** Opening DATA TO EXAMINE block **

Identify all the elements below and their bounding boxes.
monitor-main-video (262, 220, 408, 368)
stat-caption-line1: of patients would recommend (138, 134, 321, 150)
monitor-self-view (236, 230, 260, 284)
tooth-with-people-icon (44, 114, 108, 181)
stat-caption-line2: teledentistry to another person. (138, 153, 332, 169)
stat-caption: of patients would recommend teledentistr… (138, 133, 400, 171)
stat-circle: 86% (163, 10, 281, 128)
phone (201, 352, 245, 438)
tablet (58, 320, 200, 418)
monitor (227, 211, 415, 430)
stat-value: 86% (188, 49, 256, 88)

** Closing DATA TO EXAMINE block **
** Opening DATA TO EXAMINE block **

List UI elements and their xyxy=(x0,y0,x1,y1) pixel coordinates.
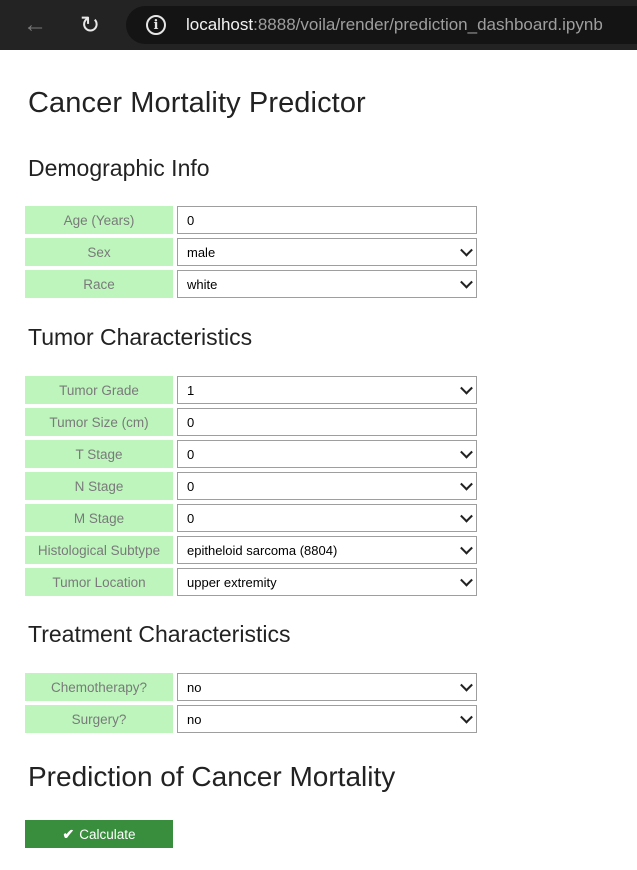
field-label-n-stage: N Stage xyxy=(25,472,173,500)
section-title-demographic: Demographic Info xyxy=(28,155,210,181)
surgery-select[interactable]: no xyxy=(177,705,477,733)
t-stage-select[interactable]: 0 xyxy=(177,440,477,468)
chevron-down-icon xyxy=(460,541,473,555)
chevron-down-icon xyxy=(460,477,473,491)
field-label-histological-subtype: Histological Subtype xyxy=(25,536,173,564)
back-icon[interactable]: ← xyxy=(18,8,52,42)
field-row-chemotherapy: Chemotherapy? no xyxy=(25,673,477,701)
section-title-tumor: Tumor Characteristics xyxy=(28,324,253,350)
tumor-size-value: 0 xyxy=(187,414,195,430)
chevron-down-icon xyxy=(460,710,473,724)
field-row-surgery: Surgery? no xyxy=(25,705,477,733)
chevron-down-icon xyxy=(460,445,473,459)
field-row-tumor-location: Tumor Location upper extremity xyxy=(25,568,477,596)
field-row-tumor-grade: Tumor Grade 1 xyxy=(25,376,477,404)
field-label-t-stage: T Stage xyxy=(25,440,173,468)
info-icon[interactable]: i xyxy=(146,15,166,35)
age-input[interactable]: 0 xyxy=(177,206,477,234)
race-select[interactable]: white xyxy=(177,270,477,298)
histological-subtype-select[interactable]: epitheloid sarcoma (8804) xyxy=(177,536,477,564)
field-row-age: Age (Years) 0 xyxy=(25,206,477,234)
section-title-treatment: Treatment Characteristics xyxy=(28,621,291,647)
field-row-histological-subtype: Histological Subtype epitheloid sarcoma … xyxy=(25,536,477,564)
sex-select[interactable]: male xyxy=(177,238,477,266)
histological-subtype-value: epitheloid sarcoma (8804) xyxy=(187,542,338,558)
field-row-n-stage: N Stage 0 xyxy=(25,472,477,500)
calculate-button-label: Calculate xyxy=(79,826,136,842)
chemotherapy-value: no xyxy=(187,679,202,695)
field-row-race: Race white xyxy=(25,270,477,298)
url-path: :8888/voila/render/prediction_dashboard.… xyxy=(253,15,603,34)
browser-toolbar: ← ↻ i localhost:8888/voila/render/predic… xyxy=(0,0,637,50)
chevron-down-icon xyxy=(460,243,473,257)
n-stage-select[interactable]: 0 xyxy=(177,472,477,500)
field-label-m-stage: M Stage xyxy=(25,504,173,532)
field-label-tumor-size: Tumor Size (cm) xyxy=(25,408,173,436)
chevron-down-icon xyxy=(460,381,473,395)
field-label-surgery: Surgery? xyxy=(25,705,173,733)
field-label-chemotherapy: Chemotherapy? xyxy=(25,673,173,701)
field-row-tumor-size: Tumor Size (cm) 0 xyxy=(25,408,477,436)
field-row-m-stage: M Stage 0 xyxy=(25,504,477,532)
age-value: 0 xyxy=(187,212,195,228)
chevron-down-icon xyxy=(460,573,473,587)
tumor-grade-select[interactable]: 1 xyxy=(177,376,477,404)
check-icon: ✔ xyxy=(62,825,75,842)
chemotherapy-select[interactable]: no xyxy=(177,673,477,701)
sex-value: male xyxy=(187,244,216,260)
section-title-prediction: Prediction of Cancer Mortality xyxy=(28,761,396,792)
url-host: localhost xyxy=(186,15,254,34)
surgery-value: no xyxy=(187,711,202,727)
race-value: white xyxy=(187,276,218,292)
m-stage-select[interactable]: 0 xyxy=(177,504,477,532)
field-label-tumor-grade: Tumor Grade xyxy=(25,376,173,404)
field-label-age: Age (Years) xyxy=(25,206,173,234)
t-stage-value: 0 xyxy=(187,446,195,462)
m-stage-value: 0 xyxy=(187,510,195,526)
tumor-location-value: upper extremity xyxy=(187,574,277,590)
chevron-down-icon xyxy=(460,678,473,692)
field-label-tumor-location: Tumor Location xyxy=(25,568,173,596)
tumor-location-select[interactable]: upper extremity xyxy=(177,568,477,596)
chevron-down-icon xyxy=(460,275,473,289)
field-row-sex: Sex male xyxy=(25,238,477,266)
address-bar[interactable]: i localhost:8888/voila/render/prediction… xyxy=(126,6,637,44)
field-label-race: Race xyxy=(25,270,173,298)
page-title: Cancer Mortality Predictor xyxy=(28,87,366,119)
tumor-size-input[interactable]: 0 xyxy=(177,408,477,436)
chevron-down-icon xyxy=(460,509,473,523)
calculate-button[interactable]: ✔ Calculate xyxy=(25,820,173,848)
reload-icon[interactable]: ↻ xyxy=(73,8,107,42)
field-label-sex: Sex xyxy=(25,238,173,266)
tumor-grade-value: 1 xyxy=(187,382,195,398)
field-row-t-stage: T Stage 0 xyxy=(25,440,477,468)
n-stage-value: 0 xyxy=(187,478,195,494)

** Closing DATA TO EXAMINE block **

Every line of the listing that holds "grade" should be found and copied.

field-row-tumor-grade: Tumor Grade 1 xyxy=(25,376,477,404)
tumor-grade-select[interactable]: 1 xyxy=(177,376,477,404)
field-label-tumor-grade: Tumor Grade xyxy=(25,376,173,404)
tumor-grade-value: 1 xyxy=(187,382,195,398)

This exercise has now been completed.